[Extracts from a graphics dataset]
## START

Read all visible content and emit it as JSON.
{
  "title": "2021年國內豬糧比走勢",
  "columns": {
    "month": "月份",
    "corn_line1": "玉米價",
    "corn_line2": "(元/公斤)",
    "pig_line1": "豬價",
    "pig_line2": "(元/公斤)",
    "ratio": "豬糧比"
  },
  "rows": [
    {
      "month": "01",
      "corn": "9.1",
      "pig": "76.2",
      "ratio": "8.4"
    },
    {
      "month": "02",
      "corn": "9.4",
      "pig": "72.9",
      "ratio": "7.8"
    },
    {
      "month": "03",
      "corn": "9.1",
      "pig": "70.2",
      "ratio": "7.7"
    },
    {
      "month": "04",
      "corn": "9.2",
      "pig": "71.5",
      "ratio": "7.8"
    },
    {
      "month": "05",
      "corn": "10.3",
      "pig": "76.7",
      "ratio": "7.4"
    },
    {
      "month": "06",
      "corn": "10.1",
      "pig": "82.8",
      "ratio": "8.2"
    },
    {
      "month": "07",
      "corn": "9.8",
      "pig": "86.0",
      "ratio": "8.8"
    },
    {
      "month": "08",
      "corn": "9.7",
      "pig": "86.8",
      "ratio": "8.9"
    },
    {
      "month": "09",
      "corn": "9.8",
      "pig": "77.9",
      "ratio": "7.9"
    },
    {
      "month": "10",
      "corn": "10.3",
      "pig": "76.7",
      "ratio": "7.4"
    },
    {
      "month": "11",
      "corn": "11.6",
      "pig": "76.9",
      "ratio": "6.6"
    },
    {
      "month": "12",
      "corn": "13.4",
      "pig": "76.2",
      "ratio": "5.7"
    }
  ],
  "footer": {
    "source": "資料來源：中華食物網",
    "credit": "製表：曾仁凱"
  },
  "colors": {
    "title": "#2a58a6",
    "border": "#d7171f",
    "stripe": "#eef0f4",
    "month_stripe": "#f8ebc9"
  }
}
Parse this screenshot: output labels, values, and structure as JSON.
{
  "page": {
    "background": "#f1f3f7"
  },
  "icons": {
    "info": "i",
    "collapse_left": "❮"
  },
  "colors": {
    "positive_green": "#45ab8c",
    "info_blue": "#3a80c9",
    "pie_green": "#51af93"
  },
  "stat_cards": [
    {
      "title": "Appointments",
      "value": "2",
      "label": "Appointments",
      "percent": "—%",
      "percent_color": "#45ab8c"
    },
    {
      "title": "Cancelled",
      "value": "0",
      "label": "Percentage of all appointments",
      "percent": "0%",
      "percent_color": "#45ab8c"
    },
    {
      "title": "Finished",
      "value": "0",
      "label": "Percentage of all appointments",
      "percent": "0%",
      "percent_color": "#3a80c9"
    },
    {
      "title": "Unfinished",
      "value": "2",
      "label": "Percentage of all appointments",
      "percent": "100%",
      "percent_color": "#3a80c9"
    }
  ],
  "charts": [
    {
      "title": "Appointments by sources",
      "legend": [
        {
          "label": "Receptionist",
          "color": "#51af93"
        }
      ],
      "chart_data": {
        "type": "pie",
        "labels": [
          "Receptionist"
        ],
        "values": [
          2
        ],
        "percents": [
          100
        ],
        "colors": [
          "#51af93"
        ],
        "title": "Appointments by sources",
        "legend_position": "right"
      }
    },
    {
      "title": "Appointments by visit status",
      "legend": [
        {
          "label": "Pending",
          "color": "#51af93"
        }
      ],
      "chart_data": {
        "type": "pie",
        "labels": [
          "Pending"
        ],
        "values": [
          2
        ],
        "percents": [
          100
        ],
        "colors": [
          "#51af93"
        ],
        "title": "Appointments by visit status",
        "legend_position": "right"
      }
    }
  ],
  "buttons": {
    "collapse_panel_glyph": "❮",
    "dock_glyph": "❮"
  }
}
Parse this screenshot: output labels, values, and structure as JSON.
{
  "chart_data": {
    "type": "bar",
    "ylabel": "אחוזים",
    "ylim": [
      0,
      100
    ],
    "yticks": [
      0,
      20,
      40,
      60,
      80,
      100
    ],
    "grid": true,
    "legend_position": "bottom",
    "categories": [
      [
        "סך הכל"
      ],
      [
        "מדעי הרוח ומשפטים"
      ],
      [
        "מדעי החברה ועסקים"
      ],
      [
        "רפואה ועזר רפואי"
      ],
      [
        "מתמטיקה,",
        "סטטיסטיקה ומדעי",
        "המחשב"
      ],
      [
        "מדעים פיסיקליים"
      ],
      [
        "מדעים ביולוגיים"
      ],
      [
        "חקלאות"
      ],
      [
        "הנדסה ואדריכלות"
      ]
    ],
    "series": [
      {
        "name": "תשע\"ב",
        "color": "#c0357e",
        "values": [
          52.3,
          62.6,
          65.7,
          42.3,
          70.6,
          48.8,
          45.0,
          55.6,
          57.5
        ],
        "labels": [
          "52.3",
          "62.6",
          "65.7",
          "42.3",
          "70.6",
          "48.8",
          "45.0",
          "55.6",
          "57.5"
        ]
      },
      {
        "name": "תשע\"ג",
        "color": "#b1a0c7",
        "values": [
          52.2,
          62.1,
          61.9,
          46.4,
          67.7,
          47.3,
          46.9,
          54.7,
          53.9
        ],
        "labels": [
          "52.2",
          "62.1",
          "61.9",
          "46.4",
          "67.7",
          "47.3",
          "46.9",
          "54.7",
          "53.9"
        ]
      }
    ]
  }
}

## END

_What is being asked:_ Reproduce each line verbatim.

_The completed task:_
Read all visible content and emit it as JSON.
{
  "title": "2021年國內豬糧比走勢",
  "columns": {
    "month": "月份",
    "corn_line1": "玉米價",
    "corn_line2": "(元/公斤)",
    "pig_line1": "豬價",
    "pig_line2": "(元/公斤)",
    "ratio": "豬糧比"
  },
  "rows": [
    {
      "month": "01",
      "corn": "9.1",
      "pig": "76.2",
      "ratio": "8.4"
    },
    {
      "month": "02",
      "corn": "9.4",
      "pig": "72.9",
      "ratio": "7.8"
    },
    {
      "month": "03",
      "corn": "9.1",
      "pig": "70.2",
      "ratio": "7.7"
    },
    {
      "month": "04",
      "corn": "9.2",
      "pig": "71.5",
      "ratio": "7.8"
    },
    {
      "month": "05",
      "corn": "10.3",
      "pig": "76.7",
      "ratio": "7.4"
    },
    {
      "month": "06",
      "corn": "10.1",
      "pig": "82.8",
      "ratio": "8.2"
    },
    {
      "month": "07",
      "corn": "9.8",
      "pig": "86.0",
      "ratio": "8.8"
    },
    {
      "month": "08",
      "corn": "9.7",
      "pig": "86.8",
      "ratio": "8.9"
    },
    {
      "month": "09",
      "corn": "9.8",
      "pig": "77.9",
      "ratio": "7.9"
    },
    {
      "month": "10",
      "corn": "10.3",
      "pig": "76.7",
      "ratio": "7.4"
    },
    {
      "month": "11",
      "corn": "11.6",
      "pig": "76.9",
      "ratio": "6.6"
    },
    {
      "month": "12",
      "corn": "13.4",
      "pig": "76.2",
      "ratio": "5.7"
    }
  ],
  "footer": {
    "source": "資料來源：中華食物網",
    "credit": "製表：曾仁凱"
  },
  "colors": {
    "title": "#2a58a6",
    "border": "#d7171f",
    "stripe": "#eef0f4",
    "month_stripe": "#f8ebc9"
  }
}
Parse this screenshot: output labels, values, and structure as JSON.
{
  "page": {
    "background": "#f1f3f7"
  },
  "icons": {
    "info": "i",
    "collapse_left": "❮"
  },
  "colors": {
    "positive_green": "#45ab8c",
    "info_blue": "#3a80c9",
    "pie_green": "#51af93"
  },
  "stat_cards": [
    {
      "title": "Appointments",
      "value": "2",
      "label": "Appointments",
      "percent": "—%",
      "percent_color": "#45ab8c"
    },
    {
      "title": "Cancelled",
      "value": "0",
      "label": "Percentage of all appointments",
      "percent": "0%",
      "percent_color": "#45ab8c"
    },
    {
      "title": "Finished",
      "value": "0",
      "label": "Percentage of all appointments",
      "percent": "0%",
      "percent_color": "#3a80c9"
    },
    {
      "title": "Unfinished",
      "value": "2",
      "label": "Percentage of all appointments",
      "percent": "100%",
      "percent_color": "#3a80c9"
    }
  ],
  "charts": [
    {
      "title": "Appointments by sources",
      "legend": [
        {
          "label": "Receptionist",
          "color": "#51af93"
        }
      ],
      "chart_data": {
        "type": "pie",
        "labels": [
          "Receptionist"
        ],
        "values": [
          2
        ],
        "percents": [
          100
        ],
        "colors": [
          "#51af93"
        ],
        "title": "Appointments by sources",
        "legend_position": "right"
      }
    },
    {
      "title": "Appointments by visit status",
      "legend": [
        {
          "label": "Pending",
          "color": "#51af93"
        }
      ],
      "chart_data": {
        "type": "pie",
        "labels": [
          "Pending"
        ],
        "values": [
          2
        ],
        "percents": [
          100
        ],
        "colors": [
          "#51af93"
        ],
        "title": "Appointments by visit status",
        "legend_position": "right"
      }
    }
  ],
  "buttons": {
    "collapse_panel_glyph": "❮",
    "dock_glyph": "❮"
  }
}
Parse this screenshot: output labels, values, and structure as JSON.
{
  "chart_data": {
    "type": "bar",
    "ylabel": "אחוזים",
    "ylim": [
      0,
      100
    ],
    "yticks": [
      0,
      20,
      40,
      60,
      80,
      100
    ],
    "grid": true,
    "legend_position": "bottom",
    "categories": [
      [
        "סך הכל"
      ],
      [
        "מדעי הרוח ומשפטים"
      ],
      [
        "מדעי החברה ועסקים"
      ],
      [
        "רפואה ועזר רפואי"
      ],
      [
        "מתמטיקה,",
        "סטטיסטיקה ומדעי",
        "המחשב"
      ],
      [
        "מדעים פיסיקליים"
      ],
      [
        "מדעים ביולוגיים"
      ],
      [
        "חקלאות"
      ],
      [
        "הנדסה ואדריכלות"
      ]
    ],
    "series": [
      {
        "name": "תשע\"ב",
        "color": "#c0357e",
        "values": [
          52.3,
          62.6,
          65.7,
          42.3,
          70.6,
          48.8,
          45.0,
          55.6,
          57.5
        ],
        "labels": [
          "52.3",
          "62.6",
          "65.7",
          "42.3",
          "70.6",
          "48.8",
          "45.0",
          "55.6",
          "57.5"
        ]
      },
      {
        "name": "תשע\"ג",
        "color": "#b1a0c7",
        "values": [
          52.2,
          62.1,
          61.9,
          46.4,
          67.7,
          47.3,
          46.9,
          54.7,
          53.9
        ],
        "labels": [
          "52.2",
          "62.1",
          "61.9",
          "46.4",
          "67.7",
          "47.3",
          "46.9",
          "54.7",
          "53.9"
        ]
      }
    ]
  }
}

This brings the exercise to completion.